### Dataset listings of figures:
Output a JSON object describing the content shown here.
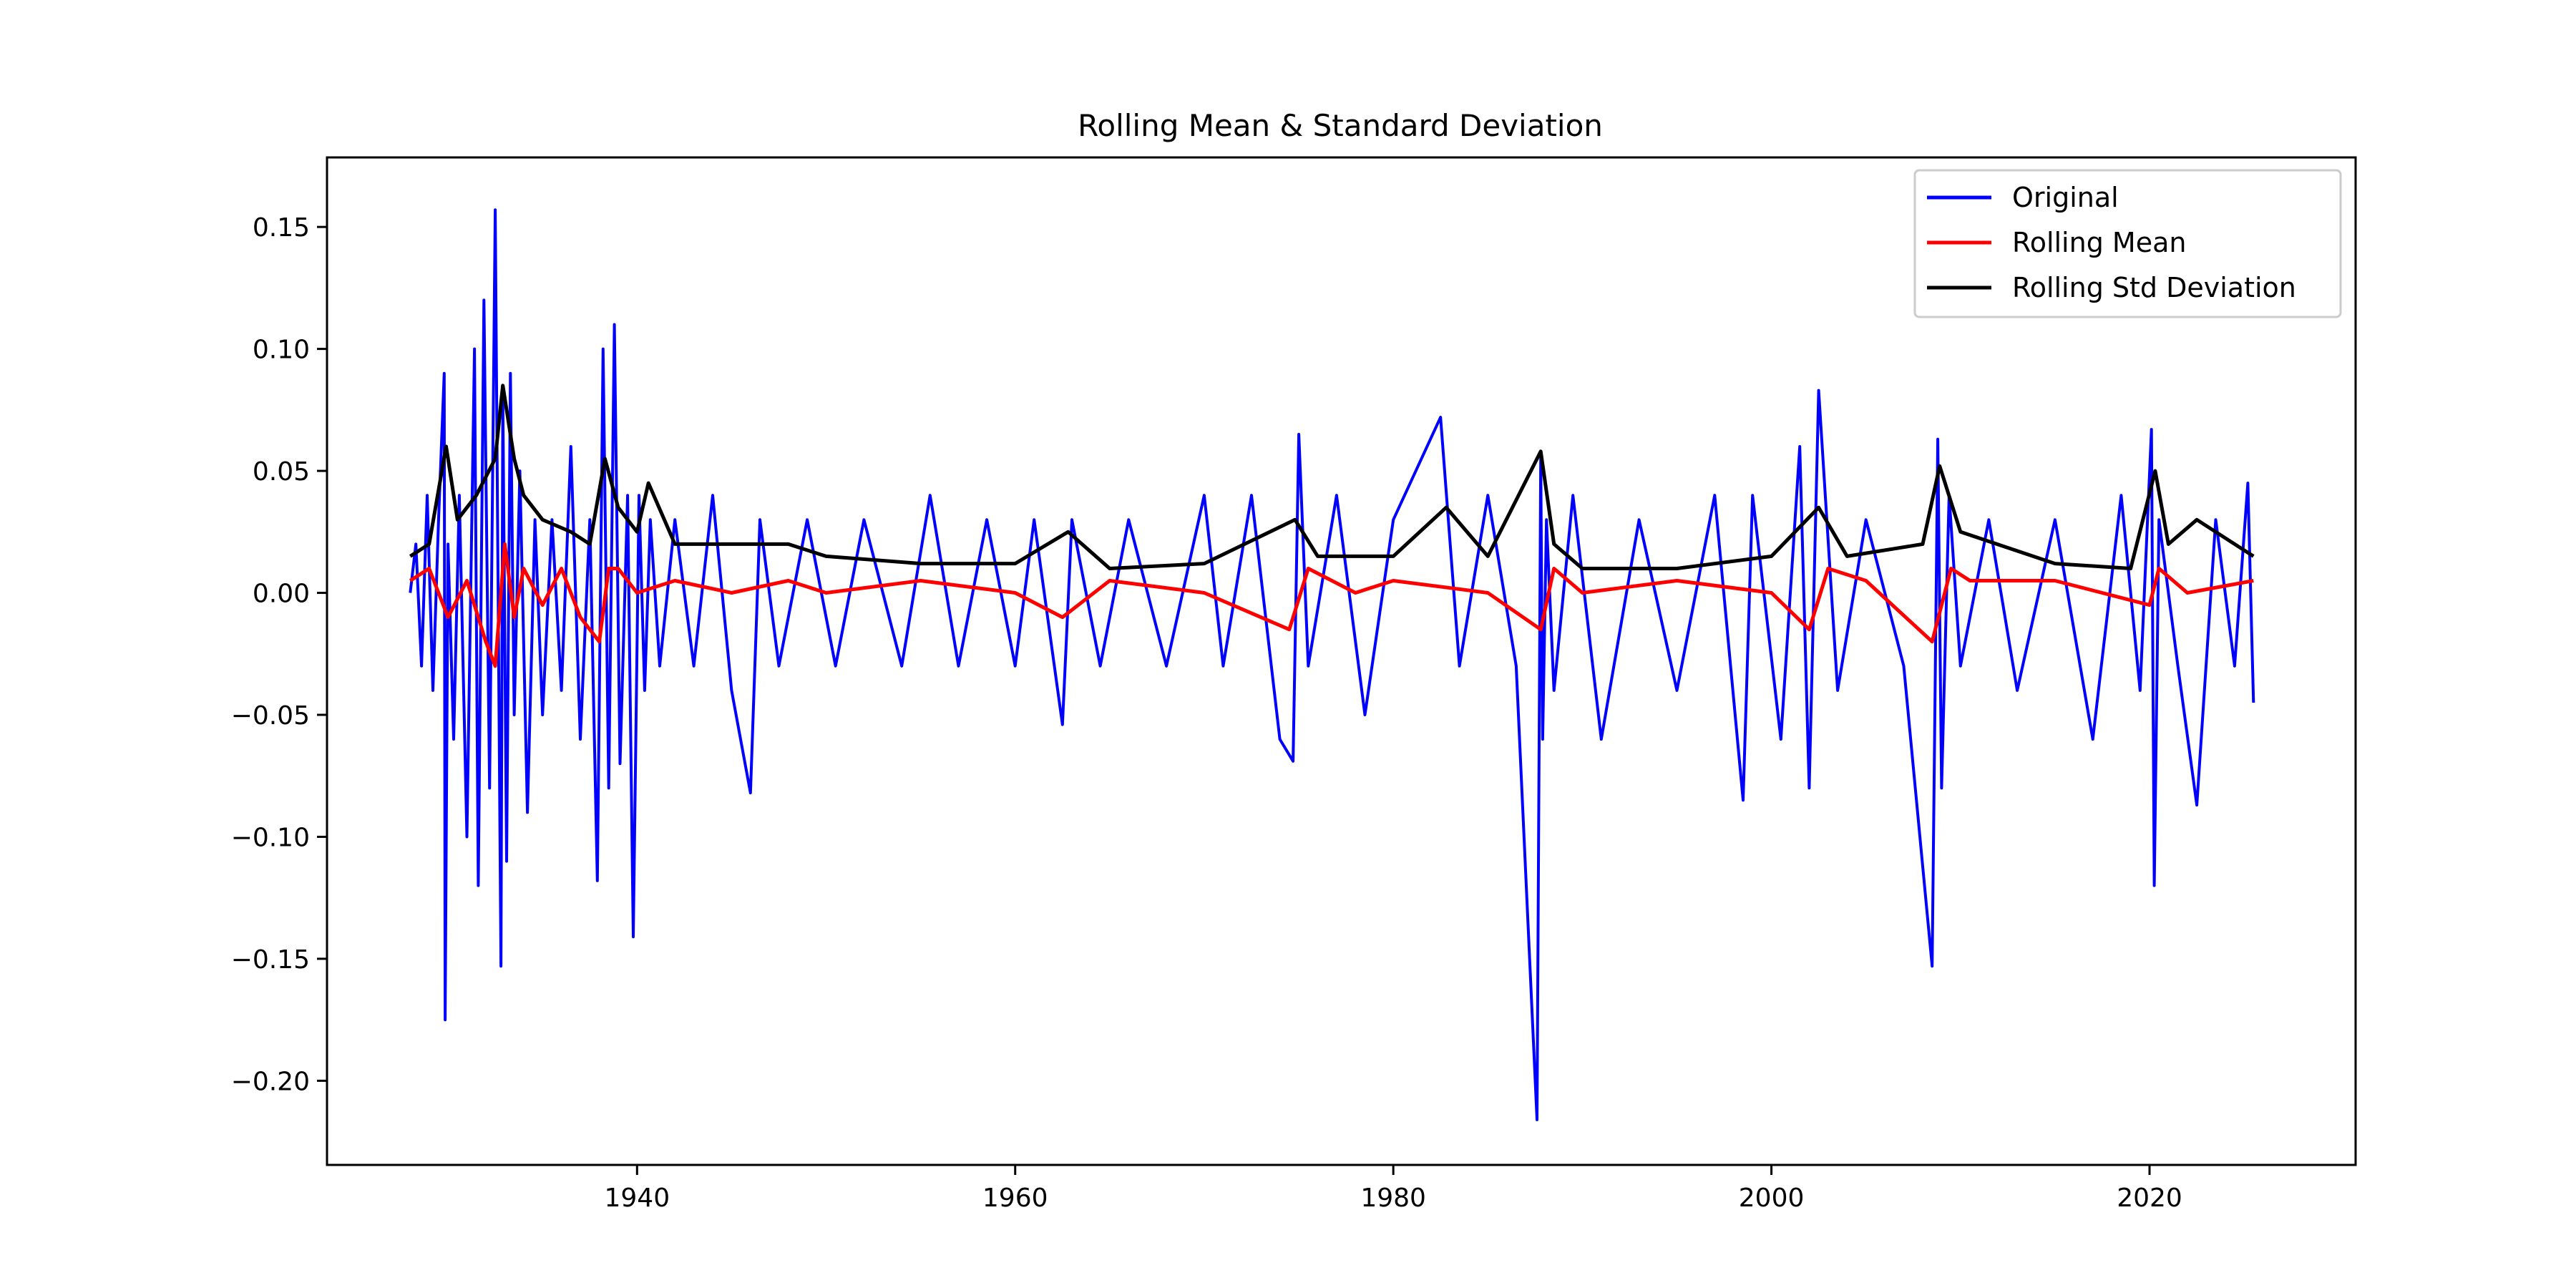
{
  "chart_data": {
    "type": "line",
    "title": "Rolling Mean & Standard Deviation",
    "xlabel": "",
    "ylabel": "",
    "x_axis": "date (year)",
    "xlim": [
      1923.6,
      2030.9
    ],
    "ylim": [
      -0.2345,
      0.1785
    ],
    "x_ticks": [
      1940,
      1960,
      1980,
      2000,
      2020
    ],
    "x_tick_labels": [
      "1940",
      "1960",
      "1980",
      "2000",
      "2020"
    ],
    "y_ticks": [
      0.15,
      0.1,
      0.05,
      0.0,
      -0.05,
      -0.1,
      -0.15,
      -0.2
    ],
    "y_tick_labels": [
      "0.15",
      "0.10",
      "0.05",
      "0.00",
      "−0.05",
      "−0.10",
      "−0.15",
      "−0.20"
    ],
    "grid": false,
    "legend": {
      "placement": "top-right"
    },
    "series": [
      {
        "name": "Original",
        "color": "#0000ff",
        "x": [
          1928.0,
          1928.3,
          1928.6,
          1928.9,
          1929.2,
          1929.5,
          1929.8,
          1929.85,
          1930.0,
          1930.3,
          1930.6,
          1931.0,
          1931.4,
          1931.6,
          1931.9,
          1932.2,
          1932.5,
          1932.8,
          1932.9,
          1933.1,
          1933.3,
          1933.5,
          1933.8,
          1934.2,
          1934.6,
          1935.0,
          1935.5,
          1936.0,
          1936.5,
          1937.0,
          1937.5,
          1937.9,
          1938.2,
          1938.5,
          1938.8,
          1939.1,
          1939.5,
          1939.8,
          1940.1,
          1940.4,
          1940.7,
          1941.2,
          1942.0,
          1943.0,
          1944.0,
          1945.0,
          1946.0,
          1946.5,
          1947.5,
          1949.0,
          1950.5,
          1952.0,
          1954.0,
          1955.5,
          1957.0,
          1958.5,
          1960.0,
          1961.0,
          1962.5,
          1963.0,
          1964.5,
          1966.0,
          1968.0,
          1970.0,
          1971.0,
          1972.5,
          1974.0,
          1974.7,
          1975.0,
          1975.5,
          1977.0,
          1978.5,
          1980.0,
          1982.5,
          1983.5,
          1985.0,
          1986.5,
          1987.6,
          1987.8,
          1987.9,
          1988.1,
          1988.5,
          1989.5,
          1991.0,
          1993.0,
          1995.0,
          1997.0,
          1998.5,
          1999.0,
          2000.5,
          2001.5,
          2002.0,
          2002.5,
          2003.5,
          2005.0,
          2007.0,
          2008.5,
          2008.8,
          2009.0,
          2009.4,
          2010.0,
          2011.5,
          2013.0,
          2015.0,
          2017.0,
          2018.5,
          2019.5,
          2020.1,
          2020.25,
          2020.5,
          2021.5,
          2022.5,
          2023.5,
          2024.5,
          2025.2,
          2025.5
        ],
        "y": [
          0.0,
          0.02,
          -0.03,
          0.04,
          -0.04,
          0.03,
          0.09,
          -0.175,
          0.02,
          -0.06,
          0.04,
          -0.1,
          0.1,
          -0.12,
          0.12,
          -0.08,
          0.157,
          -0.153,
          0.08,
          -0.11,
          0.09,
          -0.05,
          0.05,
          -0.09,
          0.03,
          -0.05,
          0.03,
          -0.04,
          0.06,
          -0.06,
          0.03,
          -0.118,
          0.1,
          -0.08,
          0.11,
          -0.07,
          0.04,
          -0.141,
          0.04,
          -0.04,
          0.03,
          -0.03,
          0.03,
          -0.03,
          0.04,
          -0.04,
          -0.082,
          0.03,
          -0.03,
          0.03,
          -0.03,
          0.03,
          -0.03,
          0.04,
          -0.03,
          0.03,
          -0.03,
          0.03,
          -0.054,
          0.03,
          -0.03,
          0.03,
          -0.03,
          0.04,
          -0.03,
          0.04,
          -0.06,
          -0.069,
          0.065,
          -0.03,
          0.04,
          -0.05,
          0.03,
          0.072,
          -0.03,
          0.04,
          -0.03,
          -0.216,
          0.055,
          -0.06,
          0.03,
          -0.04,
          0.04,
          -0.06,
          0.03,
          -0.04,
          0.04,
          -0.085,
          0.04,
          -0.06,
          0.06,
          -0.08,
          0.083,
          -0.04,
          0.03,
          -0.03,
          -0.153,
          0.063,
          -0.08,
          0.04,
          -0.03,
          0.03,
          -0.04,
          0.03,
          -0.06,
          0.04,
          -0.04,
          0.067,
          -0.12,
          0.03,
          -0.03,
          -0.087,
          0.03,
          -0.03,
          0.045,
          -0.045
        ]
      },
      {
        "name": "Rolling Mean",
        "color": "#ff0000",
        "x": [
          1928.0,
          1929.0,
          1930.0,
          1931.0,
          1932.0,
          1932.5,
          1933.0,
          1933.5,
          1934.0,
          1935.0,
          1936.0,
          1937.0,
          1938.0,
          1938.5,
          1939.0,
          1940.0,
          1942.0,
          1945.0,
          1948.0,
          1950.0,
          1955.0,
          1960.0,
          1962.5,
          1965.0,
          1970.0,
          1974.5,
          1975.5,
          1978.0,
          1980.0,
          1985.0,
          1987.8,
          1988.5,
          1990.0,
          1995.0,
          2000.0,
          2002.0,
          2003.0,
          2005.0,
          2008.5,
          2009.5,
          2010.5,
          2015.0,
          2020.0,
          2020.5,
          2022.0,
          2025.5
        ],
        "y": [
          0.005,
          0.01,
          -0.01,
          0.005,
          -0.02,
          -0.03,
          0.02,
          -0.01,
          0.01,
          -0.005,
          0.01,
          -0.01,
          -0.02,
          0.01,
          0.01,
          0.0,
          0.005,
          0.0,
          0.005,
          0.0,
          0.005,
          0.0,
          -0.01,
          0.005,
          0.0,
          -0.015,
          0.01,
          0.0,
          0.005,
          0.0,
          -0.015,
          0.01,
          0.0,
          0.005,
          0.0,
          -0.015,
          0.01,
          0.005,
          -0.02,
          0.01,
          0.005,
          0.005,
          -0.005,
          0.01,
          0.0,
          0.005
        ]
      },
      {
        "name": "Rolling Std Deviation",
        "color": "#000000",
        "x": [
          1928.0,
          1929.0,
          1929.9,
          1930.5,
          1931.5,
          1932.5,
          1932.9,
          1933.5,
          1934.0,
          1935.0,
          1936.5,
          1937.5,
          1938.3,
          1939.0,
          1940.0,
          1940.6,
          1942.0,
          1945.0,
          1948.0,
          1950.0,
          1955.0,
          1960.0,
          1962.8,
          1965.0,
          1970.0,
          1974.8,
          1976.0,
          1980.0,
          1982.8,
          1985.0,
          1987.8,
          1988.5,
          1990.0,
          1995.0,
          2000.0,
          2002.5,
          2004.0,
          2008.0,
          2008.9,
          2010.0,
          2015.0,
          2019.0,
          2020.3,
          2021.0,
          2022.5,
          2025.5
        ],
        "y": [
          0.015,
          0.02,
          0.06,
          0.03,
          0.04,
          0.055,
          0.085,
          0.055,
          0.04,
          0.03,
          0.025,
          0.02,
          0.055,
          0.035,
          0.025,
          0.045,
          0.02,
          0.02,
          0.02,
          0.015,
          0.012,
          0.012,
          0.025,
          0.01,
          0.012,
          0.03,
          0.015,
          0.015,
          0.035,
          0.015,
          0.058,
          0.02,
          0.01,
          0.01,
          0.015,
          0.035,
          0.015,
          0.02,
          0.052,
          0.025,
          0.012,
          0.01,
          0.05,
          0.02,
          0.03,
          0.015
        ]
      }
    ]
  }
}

### OBJECTIVE:
Nothing but a number is needed here: how many lines hold the string "name"?

### OUTPUT OF THE TASK:
3